**REQUIRED WORK**
Answer with one number: the count of lines in this material that hold the word "good".

:: SUPPLIED RECORDS ::

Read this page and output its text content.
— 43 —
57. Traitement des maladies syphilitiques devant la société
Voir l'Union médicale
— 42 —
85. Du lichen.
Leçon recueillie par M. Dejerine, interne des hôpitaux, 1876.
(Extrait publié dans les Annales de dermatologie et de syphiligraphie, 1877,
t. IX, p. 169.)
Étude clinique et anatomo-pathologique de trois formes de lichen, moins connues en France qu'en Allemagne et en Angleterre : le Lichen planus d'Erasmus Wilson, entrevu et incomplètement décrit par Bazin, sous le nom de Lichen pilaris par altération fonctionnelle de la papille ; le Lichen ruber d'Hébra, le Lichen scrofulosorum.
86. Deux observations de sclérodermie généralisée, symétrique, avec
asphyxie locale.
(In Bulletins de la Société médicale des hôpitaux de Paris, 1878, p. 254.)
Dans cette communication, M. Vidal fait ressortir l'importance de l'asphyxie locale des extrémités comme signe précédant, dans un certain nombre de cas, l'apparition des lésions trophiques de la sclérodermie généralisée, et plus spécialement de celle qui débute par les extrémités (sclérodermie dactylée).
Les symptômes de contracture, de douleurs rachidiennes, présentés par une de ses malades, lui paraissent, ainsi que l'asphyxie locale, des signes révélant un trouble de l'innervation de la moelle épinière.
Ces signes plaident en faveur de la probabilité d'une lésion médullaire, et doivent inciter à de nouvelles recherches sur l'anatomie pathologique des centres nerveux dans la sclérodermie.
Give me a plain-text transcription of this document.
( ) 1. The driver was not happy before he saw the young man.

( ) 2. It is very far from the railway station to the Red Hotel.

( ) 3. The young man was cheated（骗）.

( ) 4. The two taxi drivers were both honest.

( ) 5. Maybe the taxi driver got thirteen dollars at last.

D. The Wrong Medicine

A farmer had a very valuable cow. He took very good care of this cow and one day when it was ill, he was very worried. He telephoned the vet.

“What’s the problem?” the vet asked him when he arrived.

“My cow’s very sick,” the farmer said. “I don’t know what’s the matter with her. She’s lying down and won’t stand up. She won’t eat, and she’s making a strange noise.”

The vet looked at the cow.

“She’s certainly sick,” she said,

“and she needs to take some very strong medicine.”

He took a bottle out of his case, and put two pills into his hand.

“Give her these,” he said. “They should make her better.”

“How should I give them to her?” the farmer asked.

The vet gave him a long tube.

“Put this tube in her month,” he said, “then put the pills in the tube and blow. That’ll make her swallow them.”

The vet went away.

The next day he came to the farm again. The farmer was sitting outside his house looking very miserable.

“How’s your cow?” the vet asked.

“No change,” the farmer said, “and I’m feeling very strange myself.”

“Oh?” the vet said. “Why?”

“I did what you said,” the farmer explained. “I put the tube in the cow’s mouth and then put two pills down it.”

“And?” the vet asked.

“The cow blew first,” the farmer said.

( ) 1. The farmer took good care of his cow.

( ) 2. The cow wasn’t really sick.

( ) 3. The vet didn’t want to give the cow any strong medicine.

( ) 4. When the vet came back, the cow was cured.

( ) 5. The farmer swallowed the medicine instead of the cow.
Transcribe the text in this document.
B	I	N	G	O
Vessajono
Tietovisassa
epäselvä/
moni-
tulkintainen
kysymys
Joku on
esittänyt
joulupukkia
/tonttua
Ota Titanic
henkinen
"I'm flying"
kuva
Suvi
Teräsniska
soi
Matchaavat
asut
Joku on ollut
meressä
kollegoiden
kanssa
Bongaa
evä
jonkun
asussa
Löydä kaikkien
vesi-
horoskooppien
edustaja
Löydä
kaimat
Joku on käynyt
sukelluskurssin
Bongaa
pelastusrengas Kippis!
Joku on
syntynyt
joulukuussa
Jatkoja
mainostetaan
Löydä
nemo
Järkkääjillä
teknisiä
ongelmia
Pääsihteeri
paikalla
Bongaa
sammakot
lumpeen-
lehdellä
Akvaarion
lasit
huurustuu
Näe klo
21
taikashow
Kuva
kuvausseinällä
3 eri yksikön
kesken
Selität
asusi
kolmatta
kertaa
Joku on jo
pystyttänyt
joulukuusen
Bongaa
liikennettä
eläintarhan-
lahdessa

:::

**THE ANSWER**
2